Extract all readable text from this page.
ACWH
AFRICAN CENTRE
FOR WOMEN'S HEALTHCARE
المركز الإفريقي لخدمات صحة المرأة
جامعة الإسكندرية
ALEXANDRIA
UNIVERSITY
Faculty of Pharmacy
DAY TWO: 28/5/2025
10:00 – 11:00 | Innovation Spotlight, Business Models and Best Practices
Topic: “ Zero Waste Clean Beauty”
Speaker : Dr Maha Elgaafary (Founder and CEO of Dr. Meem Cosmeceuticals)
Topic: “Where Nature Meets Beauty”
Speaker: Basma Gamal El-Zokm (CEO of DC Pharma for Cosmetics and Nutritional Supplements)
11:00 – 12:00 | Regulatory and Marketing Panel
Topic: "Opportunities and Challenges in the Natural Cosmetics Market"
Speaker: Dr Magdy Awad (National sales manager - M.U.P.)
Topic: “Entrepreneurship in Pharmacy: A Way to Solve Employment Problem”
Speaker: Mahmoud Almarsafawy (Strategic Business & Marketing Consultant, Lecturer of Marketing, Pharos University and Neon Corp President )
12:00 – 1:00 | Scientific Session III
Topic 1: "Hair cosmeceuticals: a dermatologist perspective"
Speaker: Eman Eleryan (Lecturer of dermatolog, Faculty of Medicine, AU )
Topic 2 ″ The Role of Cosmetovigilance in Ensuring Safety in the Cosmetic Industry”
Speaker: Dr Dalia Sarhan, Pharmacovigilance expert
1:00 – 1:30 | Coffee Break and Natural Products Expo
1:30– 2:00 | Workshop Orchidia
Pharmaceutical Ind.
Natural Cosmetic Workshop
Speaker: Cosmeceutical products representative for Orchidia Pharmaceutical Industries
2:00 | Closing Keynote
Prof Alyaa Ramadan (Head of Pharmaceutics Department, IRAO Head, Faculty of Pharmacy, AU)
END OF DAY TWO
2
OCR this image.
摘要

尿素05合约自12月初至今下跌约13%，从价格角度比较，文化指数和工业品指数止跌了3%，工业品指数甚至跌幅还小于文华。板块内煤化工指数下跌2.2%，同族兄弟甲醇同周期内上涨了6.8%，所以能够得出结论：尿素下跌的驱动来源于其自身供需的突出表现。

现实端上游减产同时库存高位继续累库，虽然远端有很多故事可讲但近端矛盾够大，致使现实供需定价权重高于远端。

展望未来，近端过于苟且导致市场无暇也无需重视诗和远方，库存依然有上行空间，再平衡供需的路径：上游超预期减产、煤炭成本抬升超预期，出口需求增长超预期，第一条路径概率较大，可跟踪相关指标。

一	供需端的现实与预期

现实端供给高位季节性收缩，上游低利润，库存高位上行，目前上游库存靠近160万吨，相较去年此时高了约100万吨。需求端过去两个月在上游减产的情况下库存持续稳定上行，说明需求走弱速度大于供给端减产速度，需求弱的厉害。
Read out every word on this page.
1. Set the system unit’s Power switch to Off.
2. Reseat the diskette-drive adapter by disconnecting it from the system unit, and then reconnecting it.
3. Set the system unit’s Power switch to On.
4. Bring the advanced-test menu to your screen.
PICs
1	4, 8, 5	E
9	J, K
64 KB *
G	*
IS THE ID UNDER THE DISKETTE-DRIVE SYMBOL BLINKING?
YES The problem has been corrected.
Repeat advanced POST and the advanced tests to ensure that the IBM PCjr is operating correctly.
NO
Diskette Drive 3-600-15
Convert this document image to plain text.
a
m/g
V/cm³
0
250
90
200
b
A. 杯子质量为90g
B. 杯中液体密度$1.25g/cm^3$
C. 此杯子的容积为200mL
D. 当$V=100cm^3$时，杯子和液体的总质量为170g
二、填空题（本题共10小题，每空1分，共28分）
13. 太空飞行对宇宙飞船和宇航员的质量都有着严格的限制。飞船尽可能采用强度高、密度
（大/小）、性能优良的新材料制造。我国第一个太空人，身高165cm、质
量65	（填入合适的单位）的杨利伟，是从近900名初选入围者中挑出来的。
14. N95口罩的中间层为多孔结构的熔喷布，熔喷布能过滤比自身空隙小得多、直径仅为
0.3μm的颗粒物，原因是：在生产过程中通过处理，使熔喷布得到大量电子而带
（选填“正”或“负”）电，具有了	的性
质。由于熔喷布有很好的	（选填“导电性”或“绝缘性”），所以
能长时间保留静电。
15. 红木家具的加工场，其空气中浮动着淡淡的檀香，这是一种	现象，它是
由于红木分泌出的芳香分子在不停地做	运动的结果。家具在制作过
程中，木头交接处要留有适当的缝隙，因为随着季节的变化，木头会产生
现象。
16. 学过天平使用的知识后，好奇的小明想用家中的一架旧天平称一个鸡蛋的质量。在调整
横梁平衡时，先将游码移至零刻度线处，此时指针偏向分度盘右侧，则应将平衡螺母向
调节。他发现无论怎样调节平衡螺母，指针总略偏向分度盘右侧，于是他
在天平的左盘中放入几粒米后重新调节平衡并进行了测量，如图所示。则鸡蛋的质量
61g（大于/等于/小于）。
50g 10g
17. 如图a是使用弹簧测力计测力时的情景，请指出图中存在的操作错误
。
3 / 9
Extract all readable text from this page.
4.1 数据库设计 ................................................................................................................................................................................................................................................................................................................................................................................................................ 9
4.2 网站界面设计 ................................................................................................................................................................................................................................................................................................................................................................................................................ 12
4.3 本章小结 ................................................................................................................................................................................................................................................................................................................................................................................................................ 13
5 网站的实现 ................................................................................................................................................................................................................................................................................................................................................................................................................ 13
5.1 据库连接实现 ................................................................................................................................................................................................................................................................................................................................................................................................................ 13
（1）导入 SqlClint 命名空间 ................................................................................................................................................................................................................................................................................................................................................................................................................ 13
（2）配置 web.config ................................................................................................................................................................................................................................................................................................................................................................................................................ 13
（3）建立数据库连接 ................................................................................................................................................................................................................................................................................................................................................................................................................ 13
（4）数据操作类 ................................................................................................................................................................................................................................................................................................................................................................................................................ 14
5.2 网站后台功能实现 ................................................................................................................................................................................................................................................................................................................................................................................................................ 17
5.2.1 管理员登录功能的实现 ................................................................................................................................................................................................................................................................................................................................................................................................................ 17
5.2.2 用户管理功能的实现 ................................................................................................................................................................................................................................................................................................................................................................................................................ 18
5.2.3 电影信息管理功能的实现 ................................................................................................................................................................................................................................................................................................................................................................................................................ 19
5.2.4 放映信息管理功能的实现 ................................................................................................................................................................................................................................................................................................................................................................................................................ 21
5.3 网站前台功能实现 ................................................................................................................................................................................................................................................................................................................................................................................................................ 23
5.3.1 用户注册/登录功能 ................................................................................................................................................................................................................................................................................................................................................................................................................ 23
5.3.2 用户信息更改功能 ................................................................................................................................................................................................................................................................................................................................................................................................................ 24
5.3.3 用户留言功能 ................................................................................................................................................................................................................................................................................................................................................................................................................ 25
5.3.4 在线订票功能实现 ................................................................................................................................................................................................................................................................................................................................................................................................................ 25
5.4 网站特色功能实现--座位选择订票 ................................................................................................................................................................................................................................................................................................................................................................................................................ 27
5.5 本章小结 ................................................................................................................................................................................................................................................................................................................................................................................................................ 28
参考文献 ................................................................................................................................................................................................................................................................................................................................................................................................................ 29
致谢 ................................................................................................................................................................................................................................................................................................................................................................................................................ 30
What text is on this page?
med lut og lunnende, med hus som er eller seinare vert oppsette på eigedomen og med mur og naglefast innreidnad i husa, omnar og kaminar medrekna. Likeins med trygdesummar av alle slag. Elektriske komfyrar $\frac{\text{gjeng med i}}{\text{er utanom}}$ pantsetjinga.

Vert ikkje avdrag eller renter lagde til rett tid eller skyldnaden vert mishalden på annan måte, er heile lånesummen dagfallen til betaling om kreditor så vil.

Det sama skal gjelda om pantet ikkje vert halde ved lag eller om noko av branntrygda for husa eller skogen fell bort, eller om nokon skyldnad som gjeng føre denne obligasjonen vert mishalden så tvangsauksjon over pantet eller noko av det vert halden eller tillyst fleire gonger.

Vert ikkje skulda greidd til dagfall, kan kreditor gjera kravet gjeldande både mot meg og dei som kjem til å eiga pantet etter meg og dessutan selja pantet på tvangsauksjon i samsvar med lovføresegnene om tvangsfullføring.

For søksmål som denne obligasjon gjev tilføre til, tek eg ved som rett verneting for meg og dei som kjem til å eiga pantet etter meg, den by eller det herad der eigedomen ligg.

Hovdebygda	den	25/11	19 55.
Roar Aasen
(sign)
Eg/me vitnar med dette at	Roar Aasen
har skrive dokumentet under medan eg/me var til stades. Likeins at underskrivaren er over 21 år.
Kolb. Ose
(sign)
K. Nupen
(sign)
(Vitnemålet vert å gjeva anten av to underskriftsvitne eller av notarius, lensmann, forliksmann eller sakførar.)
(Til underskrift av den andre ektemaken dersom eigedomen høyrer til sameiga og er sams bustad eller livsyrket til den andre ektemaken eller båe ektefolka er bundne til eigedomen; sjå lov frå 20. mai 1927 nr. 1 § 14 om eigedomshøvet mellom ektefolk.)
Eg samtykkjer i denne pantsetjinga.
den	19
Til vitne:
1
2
····················
● Required task
From the entries above, extract every line where the word "this" appears.

● Output of the task
Extract all readable text from this page.
OCR this image.
Read out every word on this page.
Convert this document image to plain text.
Extract all readable text from this page.
What text is on this page?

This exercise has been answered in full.